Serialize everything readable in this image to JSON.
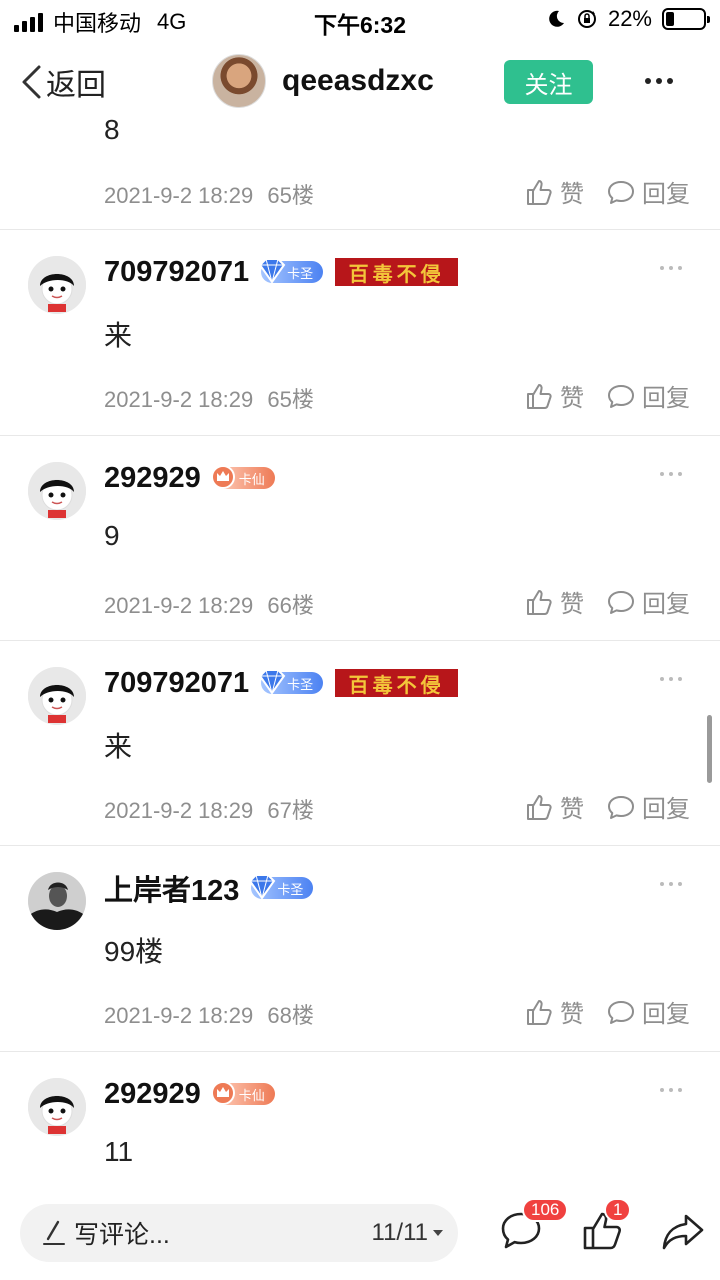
{
  "status_bar": {
    "carrier": "中国移动",
    "network": "4G",
    "time": "下午6:32",
    "battery": "22%",
    "battery_level": 0.22
  },
  "header": {
    "back_label": "返回",
    "username": "qeeasdzxc",
    "follow_label": "关注"
  },
  "posts": [
    {
      "content": "8",
      "date": "2021-9-2 18:29",
      "floor": "65楼"
    },
    {
      "username": "709792071",
      "badge": "卡圣",
      "title_tag": "百毒不侵",
      "content": "来",
      "date": "2021-9-2 18:29",
      "floor": "65楼"
    },
    {
      "username": "292929",
      "badge": "卡仙",
      "content": "9",
      "date": "2021-9-2 18:29",
      "floor": "66楼"
    },
    {
      "username": "709792071",
      "badge": "卡圣",
      "title_tag": "百毒不侵",
      "content": "来",
      "date": "2021-9-2 18:29",
      "floor": "67楼"
    },
    {
      "username": "上岸者123",
      "badge": "卡圣",
      "content": "99楼",
      "date": "2021-9-2 18:29",
      "floor": "68楼"
    },
    {
      "username": "292929",
      "badge": "卡仙",
      "content": "11"
    }
  ],
  "actions": {
    "like_label": "赞",
    "reply_label": "回复"
  },
  "bottom_bar": {
    "comment_placeholder": "写评论...",
    "page_indicator": "11/11",
    "comment_count": "106",
    "like_count": "1"
  },
  "colors": {
    "accent_green": "#2fc08f",
    "badge_red": "#f0413f",
    "title_tag_bg": "#b7161a",
    "title_tag_text": "#f3c63a"
  },
  "icons": [
    "signal-icon",
    "moon-icon",
    "rotation-lock-icon",
    "battery-icon",
    "back-chevron-icon",
    "more-icon",
    "thumbs-up-icon",
    "comment-bubble-icon",
    "pen-icon",
    "caret-down-icon",
    "share-arrow-icon",
    "gem-icon",
    "crown-icon"
  ]
}
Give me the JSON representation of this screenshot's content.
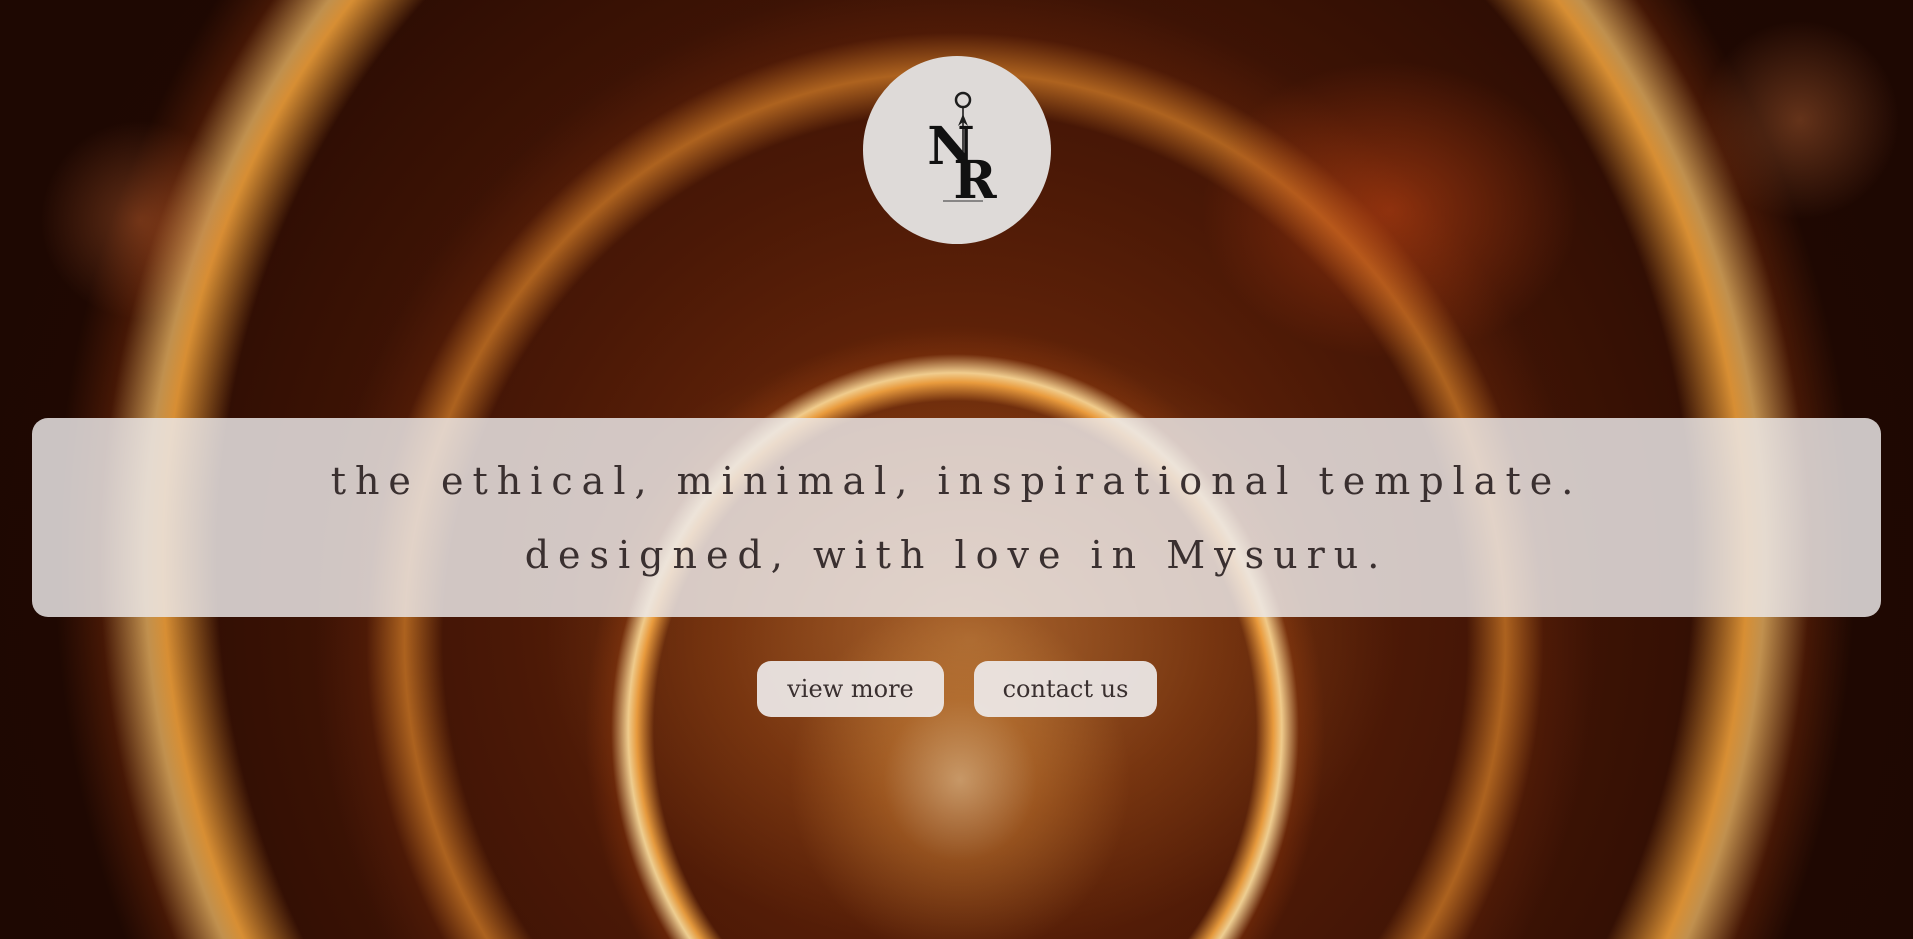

------------------------------

**Task instructions:**
Return all lines containing the word "content".

**Task answer:**
      "content": "8",
      "content": "来",
      "content": "9",
      "content": "来",
      "content": "99楼",
      "content": "11"
Give me the JSON representation of this screenshot's content.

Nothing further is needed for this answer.